Task statement — Scan the material and copy every line in which "komt" appears.

Entries taken from a collection
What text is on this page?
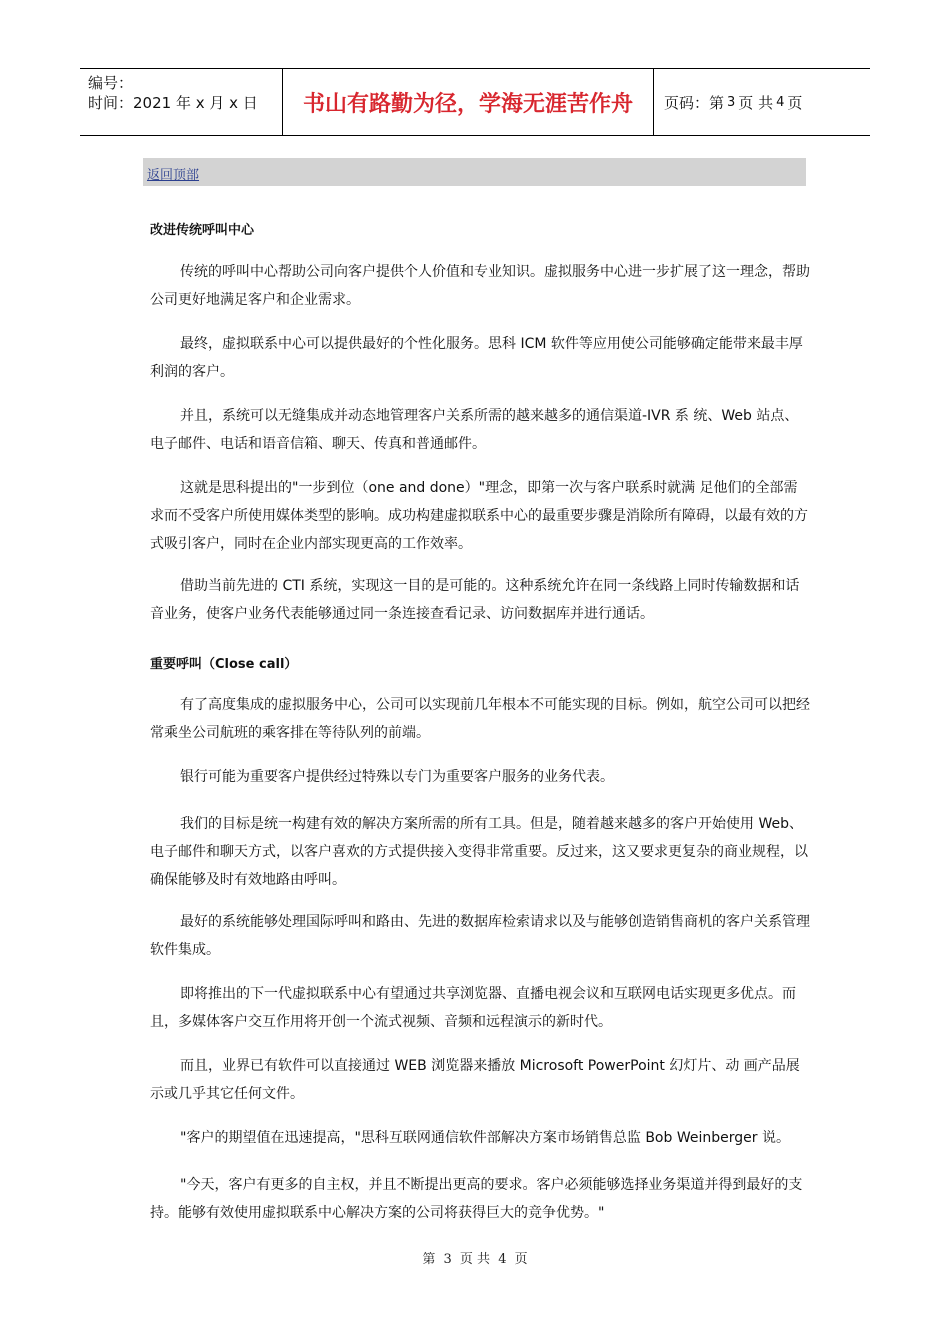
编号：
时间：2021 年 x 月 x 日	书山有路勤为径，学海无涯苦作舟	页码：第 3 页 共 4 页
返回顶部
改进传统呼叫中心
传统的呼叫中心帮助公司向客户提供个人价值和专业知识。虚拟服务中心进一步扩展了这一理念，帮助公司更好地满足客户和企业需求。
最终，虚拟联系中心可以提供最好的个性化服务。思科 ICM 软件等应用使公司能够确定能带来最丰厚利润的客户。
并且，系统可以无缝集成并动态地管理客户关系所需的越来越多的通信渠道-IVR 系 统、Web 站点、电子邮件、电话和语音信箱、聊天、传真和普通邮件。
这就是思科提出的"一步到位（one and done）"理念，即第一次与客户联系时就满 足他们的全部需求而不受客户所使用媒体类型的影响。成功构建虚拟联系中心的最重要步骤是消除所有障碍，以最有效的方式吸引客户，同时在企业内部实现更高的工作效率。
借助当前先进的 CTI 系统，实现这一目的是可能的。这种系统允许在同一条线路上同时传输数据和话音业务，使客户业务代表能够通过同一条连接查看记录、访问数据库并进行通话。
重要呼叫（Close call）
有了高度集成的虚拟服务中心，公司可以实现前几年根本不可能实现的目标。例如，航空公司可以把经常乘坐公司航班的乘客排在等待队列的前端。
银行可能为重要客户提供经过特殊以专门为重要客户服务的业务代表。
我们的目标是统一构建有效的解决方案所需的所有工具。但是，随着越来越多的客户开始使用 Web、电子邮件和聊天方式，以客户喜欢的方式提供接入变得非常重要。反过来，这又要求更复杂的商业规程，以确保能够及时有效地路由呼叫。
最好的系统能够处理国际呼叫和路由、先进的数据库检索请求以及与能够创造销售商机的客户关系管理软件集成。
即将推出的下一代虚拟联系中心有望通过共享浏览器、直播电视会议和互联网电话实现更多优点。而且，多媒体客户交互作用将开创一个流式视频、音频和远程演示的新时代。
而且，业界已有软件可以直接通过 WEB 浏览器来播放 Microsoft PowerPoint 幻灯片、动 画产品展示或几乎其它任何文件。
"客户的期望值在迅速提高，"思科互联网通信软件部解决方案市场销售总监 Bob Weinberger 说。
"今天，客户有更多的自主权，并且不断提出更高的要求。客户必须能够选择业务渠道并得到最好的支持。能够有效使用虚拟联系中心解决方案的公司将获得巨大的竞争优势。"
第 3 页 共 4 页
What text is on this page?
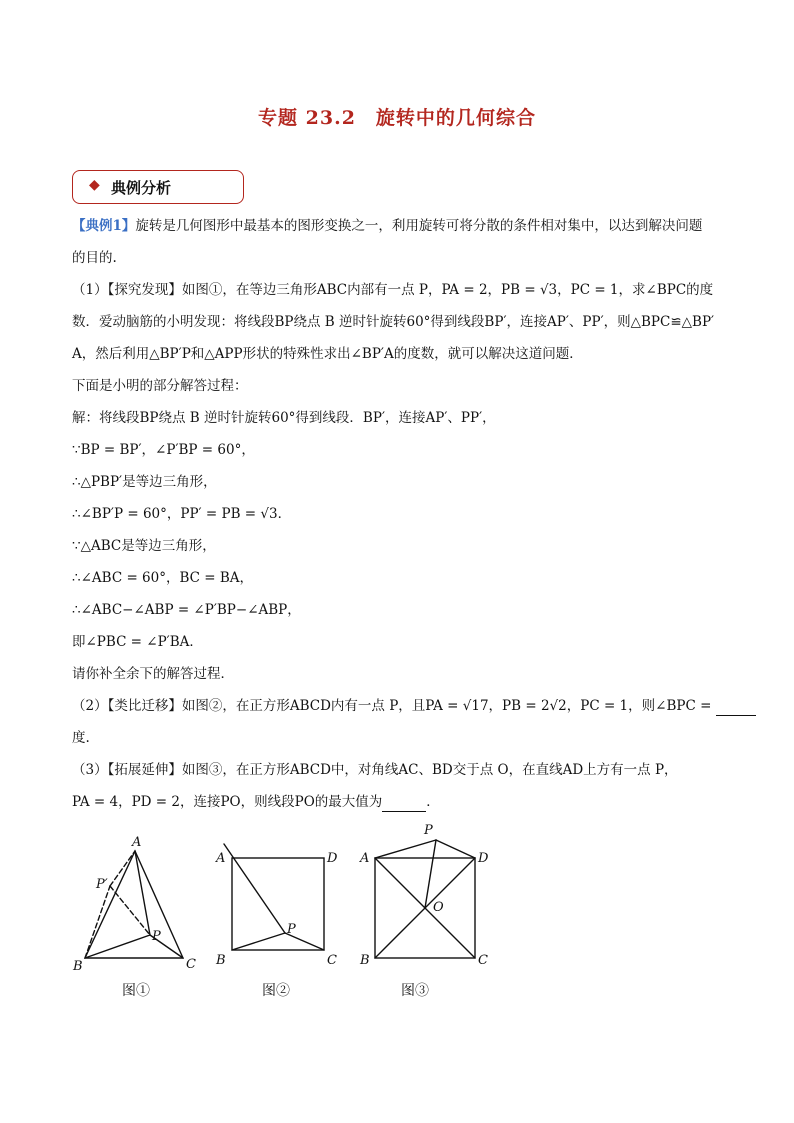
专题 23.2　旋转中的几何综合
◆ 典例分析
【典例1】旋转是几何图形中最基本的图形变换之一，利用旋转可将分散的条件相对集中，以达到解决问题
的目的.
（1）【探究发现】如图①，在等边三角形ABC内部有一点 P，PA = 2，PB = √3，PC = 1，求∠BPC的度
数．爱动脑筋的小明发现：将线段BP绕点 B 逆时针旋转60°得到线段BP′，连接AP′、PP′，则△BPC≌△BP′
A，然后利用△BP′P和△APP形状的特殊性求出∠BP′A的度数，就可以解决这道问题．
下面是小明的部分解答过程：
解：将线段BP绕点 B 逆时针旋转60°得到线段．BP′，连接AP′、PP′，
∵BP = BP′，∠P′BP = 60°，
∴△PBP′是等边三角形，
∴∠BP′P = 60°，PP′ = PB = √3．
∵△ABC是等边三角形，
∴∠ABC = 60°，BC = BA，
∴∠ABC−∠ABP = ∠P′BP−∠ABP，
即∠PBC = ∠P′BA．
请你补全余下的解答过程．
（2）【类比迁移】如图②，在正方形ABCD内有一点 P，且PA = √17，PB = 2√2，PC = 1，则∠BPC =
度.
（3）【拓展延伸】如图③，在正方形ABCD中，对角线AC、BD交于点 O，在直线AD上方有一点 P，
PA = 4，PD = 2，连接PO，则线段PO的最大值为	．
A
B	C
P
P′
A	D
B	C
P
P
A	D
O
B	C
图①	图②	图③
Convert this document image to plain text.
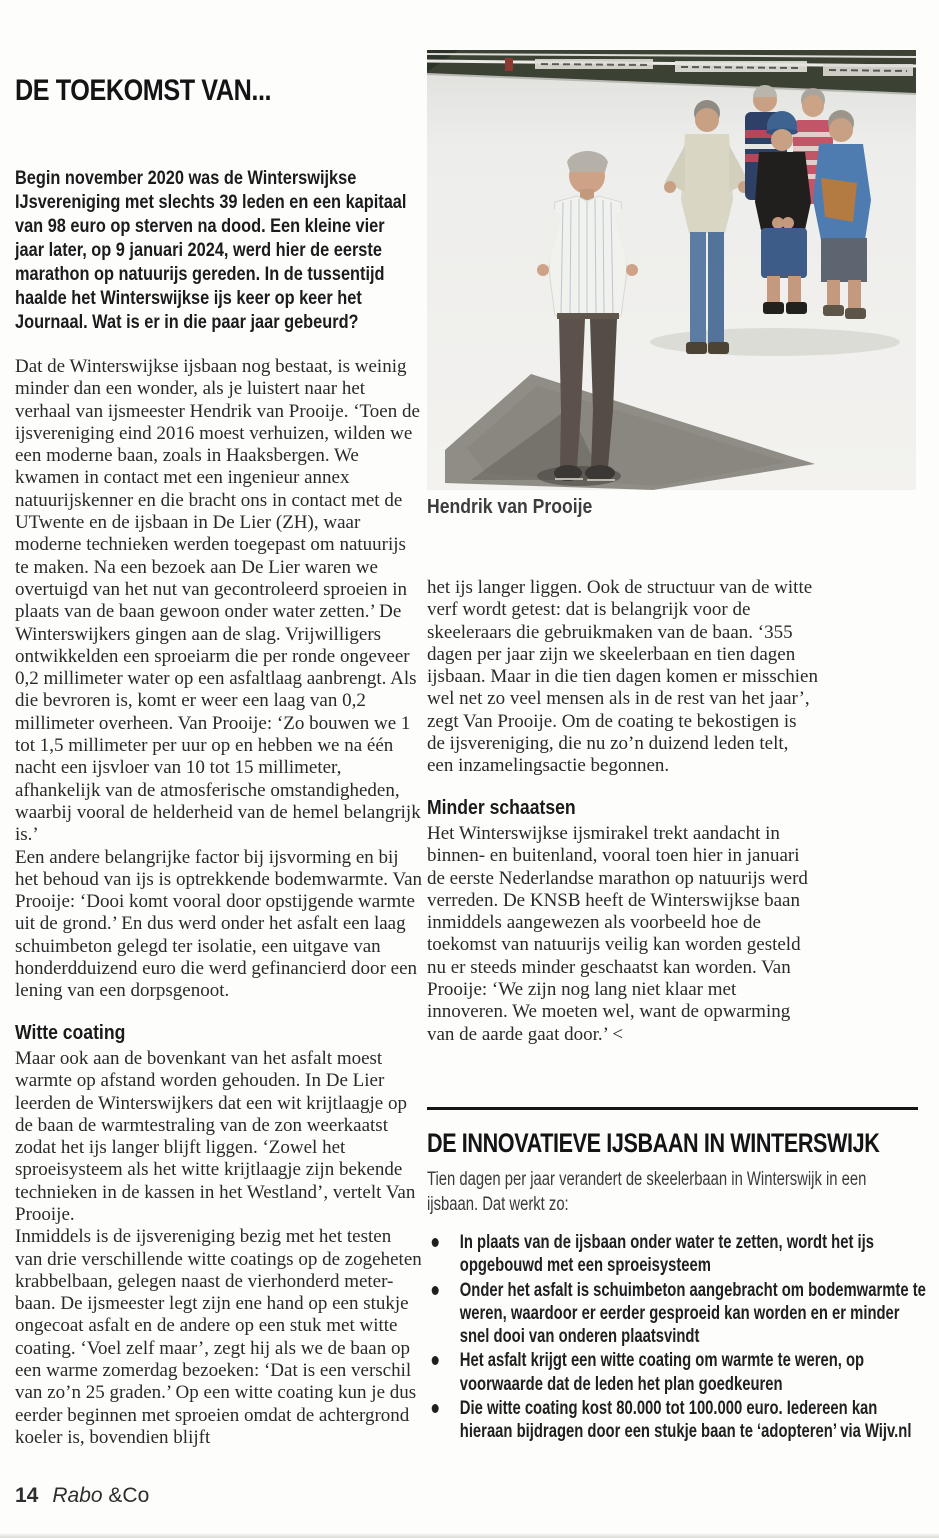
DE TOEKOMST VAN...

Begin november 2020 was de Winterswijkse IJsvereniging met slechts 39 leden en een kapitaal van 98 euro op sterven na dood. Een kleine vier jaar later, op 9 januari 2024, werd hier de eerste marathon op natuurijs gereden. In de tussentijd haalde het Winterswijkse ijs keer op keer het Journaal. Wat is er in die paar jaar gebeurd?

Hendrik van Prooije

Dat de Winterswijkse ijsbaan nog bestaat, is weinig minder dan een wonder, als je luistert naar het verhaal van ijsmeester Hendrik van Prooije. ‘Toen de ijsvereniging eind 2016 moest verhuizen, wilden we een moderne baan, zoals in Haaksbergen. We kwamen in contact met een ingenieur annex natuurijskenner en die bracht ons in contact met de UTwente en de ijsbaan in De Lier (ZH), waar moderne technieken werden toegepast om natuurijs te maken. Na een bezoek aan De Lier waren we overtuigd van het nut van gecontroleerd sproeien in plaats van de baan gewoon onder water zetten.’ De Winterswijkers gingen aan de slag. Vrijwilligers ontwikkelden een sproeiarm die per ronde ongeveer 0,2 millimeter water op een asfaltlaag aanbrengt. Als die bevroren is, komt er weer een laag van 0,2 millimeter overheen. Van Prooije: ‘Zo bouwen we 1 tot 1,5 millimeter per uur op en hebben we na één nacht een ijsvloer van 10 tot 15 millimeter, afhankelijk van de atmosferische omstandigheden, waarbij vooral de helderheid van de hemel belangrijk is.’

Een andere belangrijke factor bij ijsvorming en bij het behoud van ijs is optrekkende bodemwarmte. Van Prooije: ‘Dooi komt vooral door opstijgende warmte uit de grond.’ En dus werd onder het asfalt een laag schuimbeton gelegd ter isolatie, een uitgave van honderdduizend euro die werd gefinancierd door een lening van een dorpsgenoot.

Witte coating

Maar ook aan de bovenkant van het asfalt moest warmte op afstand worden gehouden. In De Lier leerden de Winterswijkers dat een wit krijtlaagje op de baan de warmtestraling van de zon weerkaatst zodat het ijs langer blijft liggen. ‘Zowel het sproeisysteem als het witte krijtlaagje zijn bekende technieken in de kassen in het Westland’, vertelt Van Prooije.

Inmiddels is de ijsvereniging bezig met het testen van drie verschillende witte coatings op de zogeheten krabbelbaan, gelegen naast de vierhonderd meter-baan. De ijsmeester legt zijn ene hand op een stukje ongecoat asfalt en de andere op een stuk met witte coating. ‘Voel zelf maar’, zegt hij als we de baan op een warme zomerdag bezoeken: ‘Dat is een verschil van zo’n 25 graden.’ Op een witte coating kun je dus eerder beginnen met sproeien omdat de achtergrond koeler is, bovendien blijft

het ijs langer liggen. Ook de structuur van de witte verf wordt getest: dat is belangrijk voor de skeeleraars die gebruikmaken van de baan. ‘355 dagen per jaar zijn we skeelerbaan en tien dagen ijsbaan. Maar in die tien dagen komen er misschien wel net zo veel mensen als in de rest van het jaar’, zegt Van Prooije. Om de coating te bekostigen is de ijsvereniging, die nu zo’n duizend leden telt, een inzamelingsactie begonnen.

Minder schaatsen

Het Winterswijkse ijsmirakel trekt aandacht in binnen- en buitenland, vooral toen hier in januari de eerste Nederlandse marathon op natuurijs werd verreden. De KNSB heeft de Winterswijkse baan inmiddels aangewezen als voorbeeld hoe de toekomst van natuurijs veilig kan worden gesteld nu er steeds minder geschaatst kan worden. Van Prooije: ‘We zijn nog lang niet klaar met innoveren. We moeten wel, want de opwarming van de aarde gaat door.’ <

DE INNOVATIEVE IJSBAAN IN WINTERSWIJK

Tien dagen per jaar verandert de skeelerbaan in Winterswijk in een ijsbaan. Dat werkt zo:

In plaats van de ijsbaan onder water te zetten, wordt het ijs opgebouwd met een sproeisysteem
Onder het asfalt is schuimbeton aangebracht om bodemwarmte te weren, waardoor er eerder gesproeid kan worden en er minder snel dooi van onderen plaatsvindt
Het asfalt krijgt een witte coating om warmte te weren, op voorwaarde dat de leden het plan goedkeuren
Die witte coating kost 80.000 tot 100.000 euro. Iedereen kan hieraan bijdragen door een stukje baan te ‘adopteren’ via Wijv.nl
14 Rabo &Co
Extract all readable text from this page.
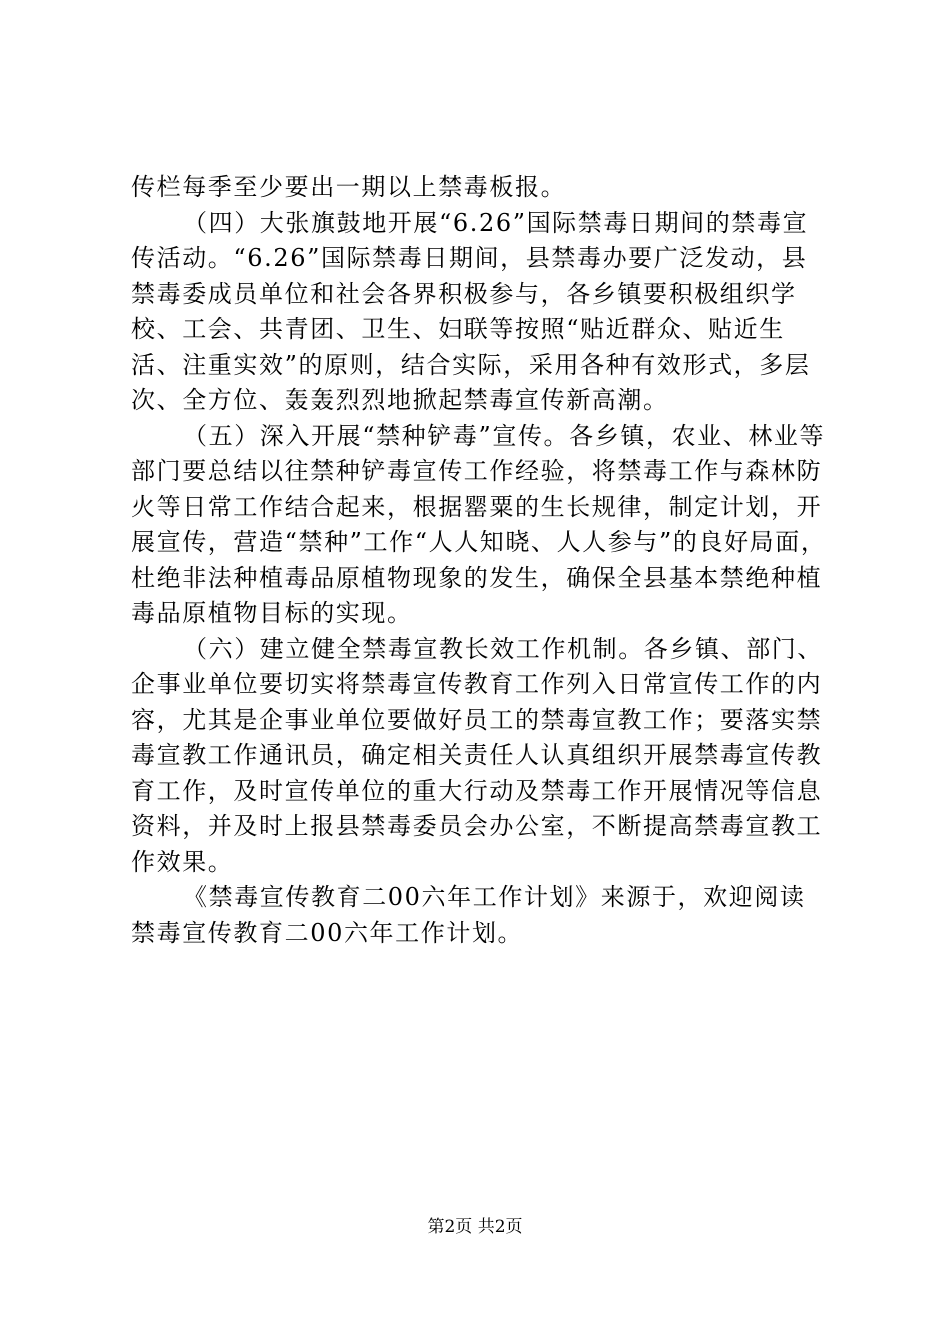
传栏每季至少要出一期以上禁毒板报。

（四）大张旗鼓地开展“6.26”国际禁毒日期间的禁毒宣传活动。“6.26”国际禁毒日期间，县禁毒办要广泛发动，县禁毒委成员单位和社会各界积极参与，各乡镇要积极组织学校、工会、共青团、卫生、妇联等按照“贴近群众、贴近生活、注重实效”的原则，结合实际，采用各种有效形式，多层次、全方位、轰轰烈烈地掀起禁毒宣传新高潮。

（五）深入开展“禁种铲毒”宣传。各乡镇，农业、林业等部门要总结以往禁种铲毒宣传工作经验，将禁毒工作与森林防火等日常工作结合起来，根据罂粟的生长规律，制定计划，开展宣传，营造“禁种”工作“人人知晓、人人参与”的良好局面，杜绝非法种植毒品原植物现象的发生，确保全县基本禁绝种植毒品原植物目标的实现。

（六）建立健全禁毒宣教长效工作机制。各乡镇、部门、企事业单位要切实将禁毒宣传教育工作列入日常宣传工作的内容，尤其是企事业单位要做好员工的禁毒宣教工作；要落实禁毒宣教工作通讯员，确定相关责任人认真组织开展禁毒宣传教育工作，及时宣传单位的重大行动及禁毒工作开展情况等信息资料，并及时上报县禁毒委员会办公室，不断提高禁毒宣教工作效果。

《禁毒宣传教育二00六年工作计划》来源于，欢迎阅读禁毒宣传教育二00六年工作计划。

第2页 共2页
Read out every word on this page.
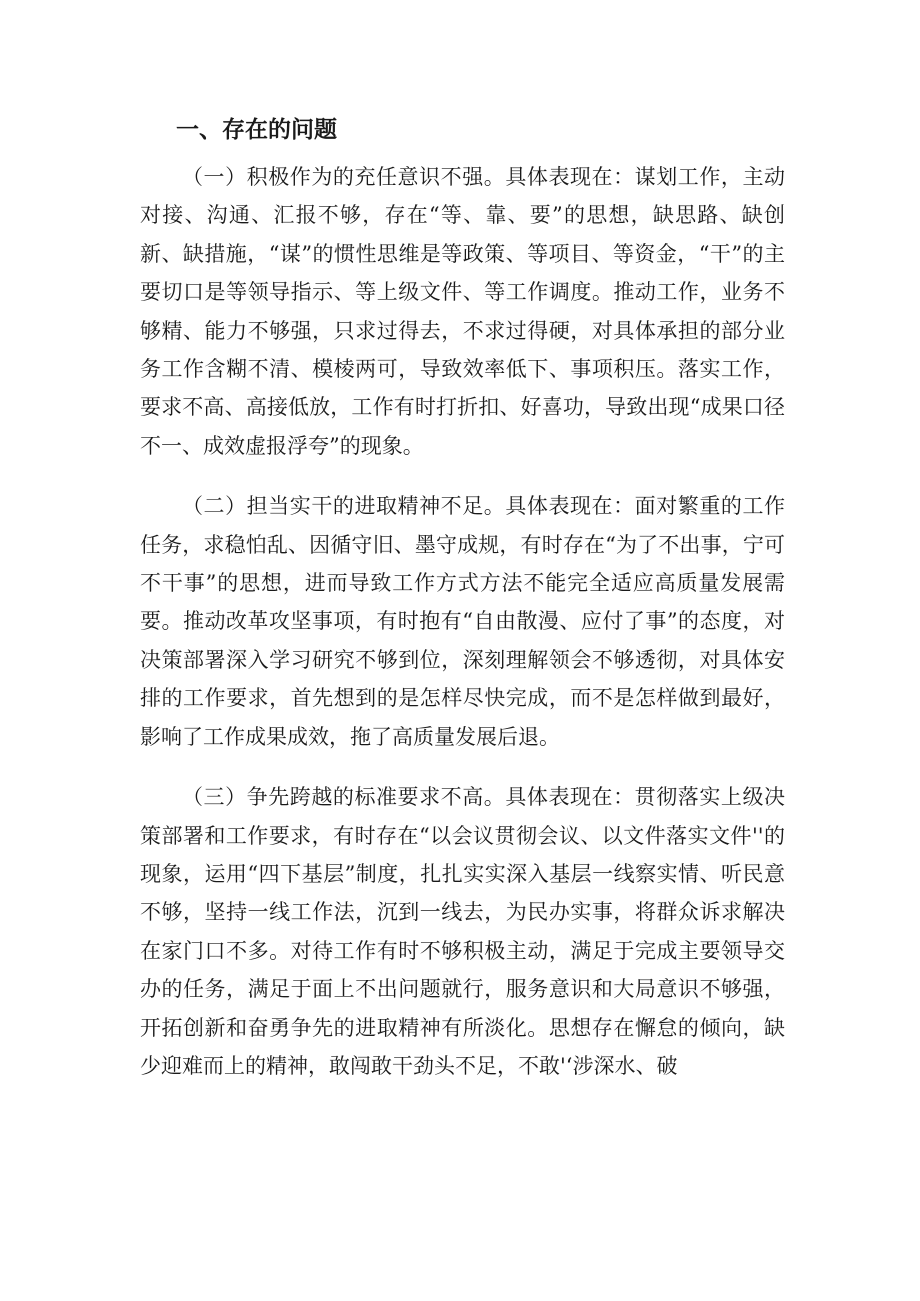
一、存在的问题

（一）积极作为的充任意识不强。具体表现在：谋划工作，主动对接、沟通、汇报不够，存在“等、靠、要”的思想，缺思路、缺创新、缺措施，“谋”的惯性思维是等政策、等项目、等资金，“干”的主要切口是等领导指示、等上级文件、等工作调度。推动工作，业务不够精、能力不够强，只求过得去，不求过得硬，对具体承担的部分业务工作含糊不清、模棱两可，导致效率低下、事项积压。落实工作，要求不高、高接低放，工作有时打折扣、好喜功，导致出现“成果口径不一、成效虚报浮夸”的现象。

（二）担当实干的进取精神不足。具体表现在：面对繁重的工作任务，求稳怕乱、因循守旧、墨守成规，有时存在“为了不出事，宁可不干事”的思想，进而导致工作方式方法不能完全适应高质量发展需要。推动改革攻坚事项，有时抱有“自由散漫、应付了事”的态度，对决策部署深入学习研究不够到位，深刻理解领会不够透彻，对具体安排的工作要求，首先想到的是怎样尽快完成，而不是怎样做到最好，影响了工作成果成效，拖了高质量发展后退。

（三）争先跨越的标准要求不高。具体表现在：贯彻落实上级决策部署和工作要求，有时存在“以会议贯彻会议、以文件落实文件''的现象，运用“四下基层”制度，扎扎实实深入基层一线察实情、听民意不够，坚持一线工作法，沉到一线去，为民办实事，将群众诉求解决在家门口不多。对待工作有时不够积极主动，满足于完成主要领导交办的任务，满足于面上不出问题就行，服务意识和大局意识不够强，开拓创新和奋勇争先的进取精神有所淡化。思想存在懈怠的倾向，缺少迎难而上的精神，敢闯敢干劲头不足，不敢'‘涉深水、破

Written answer —
Dat de Winterswijkse ijsbaan nog bestaat, is weinig minder dan een wonder, als je luistert naar het verhaal van ijsmeester Hendrik van Prooije. ‘Toen de ijsvereniging eind 2016 moest verhuizen, wilden we een moderne baan, zoals in Haaksbergen. We kwamen in contact met een ingenieur annex natuurijskenner en die bracht ons in contact met de UTwente en de ijsbaan in De Lier (ZH), waar moderne technieken werden toegepast om natuurijs te maken. Na een bezoek aan De Lier waren we overtuigd van het nut van gecontroleerd sproeien in plaats van de baan gewoon onder water zetten.’ De Winterswijkers gingen aan de slag. Vrijwilligers ontwikkelden een sproeiarm die per ronde ongeveer 0,2 millimeter water op een asfaltlaag aanbrengt. Als die bevroren is, komt er weer een laag van 0,2 millimeter overheen. Van Prooije: ‘Zo bouwen we 1 tot 1,5 millimeter per uur op en hebben we na één nacht een ijsvloer van 10 tot 15 millimeter, afhankelijk van de atmosferische omstandigheden, waarbij vooral de helderheid van de hemel belangrijk is.’
Een andere belangrijke factor bij ijsvorming en bij het behoud van ijs is optrekkende bodemwarmte. Van Prooije: ‘Dooi komt vooral door opstijgende warmte uit de grond.’ En dus werd onder het asfalt een laag schuimbeton gelegd ter isolatie, een uitgave van honderdduizend euro die werd gefinancierd door een lening van een dorpsgenoot.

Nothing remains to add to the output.